▶ _Instruction_:
Restate each entry word for word, leaving nothing out.

***** Available records *****

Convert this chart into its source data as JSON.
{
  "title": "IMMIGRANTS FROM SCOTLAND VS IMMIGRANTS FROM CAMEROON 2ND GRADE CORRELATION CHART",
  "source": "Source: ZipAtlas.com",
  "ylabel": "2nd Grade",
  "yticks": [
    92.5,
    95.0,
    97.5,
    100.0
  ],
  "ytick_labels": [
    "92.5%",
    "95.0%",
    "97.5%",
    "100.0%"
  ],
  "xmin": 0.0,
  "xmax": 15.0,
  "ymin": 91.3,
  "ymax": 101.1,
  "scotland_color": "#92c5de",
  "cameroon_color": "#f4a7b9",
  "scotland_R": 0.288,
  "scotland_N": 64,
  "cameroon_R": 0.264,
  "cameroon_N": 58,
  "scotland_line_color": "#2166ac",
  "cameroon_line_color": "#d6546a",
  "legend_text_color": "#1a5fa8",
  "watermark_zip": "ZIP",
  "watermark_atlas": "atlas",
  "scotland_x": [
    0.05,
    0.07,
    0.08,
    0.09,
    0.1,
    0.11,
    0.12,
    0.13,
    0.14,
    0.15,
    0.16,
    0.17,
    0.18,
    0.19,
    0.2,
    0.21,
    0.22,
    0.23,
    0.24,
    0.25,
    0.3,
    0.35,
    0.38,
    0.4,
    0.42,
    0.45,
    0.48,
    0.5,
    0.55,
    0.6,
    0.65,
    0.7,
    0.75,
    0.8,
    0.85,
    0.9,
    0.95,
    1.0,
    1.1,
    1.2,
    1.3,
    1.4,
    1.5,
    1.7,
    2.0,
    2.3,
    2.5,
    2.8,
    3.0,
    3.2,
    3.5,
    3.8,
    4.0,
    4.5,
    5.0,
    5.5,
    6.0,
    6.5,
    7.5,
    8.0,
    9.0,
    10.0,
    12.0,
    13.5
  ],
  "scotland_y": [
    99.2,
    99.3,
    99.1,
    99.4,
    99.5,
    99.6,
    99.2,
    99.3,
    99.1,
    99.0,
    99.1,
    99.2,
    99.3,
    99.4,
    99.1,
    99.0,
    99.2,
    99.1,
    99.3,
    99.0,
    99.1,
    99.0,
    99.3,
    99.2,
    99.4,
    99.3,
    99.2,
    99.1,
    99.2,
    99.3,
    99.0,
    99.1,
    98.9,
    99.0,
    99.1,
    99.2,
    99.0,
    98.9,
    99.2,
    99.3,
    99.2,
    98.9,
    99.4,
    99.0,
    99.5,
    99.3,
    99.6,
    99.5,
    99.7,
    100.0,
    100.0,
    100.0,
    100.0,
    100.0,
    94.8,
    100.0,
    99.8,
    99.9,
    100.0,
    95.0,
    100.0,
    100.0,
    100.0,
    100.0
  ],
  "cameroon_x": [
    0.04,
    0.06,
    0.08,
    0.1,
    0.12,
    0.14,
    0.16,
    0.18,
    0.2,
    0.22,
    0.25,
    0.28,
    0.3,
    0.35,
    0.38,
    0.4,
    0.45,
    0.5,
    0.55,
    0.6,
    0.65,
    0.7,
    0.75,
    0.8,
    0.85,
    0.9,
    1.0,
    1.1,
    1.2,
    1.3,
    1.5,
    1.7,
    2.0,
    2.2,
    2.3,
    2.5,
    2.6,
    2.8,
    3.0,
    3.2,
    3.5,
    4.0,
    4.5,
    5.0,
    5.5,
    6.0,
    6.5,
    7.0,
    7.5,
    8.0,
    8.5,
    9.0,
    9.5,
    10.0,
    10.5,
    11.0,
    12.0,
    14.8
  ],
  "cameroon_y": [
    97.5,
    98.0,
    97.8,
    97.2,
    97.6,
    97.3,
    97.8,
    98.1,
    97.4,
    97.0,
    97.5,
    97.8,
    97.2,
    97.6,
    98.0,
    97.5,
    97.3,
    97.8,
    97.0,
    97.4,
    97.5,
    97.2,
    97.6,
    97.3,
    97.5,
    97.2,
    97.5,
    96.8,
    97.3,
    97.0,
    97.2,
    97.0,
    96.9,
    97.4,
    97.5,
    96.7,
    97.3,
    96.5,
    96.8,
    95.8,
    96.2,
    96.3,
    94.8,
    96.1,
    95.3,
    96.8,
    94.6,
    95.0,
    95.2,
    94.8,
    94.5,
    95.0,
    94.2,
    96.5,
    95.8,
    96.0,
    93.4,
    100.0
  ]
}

*****

▶ _Task response_:
Convert this chart into its source data as JSON.
{
  "title": "IMMIGRANTS FROM SCOTLAND VS IMMIGRANTS FROM CAMEROON 2ND GRADE CORRELATION CHART",
  "source": "Source: ZipAtlas.com",
  "ylabel": "2nd Grade",
  "yticks": [
    92.5,
    95.0,
    97.5,
    100.0
  ],
  "ytick_labels": [
    "92.5%",
    "95.0%",
    "97.5%",
    "100.0%"
  ],
  "xmin": 0.0,
  "xmax": 15.0,
  "ymin": 91.3,
  "ymax": 101.1,
  "scotland_color": "#92c5de",
  "cameroon_color": "#f4a7b9",
  "scotland_R": 0.288,
  "scotland_N": 64,
  "cameroon_R": 0.264,
  "cameroon_N": 58,
  "scotland_line_color": "#2166ac",
  "cameroon_line_color": "#d6546a",
  "legend_text_color": "#1a5fa8",
  "watermark_zip": "ZIP",
  "watermark_atlas": "atlas",
  "scotland_x": [
    0.05,
    0.07,
    0.08,
    0.09,
    0.1,
    0.11,
    0.12,
    0.13,
    0.14,
    0.15,
    0.16,
    0.17,
    0.18,
    0.19,
    0.2,
    0.21,
    0.22,
    0.23,
    0.24,
    0.25,
    0.3,
    0.35,
    0.38,
    0.4,
    0.42,
    0.45,
    0.48,
    0.5,
    0.55,
    0.6,
    0.65,
    0.7,
    0.75,
    0.8,
    0.85,
    0.9,
    0.95,
    1.0,
    1.1,
    1.2,
    1.3,
    1.4,
    1.5,
    1.7,
    2.0,
    2.3,
    2.5,
    2.8,
    3.0,
    3.2,
    3.5,
    3.8,
    4.0,
    4.5,
    5.0,
    5.5,
    6.0,
    6.5,
    7.5,
    8.0,
    9.0,
    10.0,
    12.0,
    13.5
  ],
  "scotland_y": [
    99.2,
    99.3,
    99.1,
    99.4,
    99.5,
    99.6,
    99.2,
    99.3,
    99.1,
    99.0,
    99.1,
    99.2,
    99.3,
    99.4,
    99.1,
    99.0,
    99.2,
    99.1,
    99.3,
    99.0,
    99.1,
    99.0,
    99.3,
    99.2,
    99.4,
    99.3,
    99.2,
    99.1,
    99.2,
    99.3,
    99.0,
    99.1,
    98.9,
    99.0,
    99.1,
    99.2,
    99.0,
    98.9,
    99.2,
    99.3,
    99.2,
    98.9,
    99.4,
    99.0,
    99.5,
    99.3,
    99.6,
    99.5,
    99.7,
    100.0,
    100.0,
    100.0,
    100.0,
    100.0,
    94.8,
    100.0,
    99.8,
    99.9,
    100.0,
    95.0,
    100.0,
    100.0,
    100.0,
    100.0
  ],
  "cameroon_x": [
    0.04,
    0.06,
    0.08,
    0.1,
    0.12,
    0.14,
    0.16,
    0.18,
    0.2,
    0.22,
    0.25,
    0.28,
    0.3,
    0.35,
    0.38,
    0.4,
    0.45,
    0.5,
    0.55,
    0.6,
    0.65,
    0.7,
    0.75,
    0.8,
    0.85,
    0.9,
    1.0,
    1.1,
    1.2,
    1.3,
    1.5,
    1.7,
    2.0,
    2.2,
    2.3,
    2.5,
    2.6,
    2.8,
    3.0,
    3.2,
    3.5,
    4.0,
    4.5,
    5.0,
    5.5,
    6.0,
    6.5,
    7.0,
    7.5,
    8.0,
    8.5,
    9.0,
    9.5,
    10.0,
    10.5,
    11.0,
    12.0,
    14.8
  ],
  "cameroon_y": [
    97.5,
    98.0,
    97.8,
    97.2,
    97.6,
    97.3,
    97.8,
    98.1,
    97.4,
    97.0,
    97.5,
    97.8,
    97.2,
    97.6,
    98.0,
    97.5,
    97.3,
    97.8,
    97.0,
    97.4,
    97.5,
    97.2,
    97.6,
    97.3,
    97.5,
    97.2,
    97.5,
    96.8,
    97.3,
    97.0,
    97.2,
    97.0,
    96.9,
    97.4,
    97.5,
    96.7,
    97.3,
    96.5,
    96.8,
    95.8,
    96.2,
    96.3,
    94.8,
    96.1,
    95.3,
    96.8,
    94.6,
    95.0,
    95.2,
    94.8,
    94.5,
    95.0,
    94.2,
    96.5,
    95.8,
    96.0,
    93.4,
    100.0
  ]
}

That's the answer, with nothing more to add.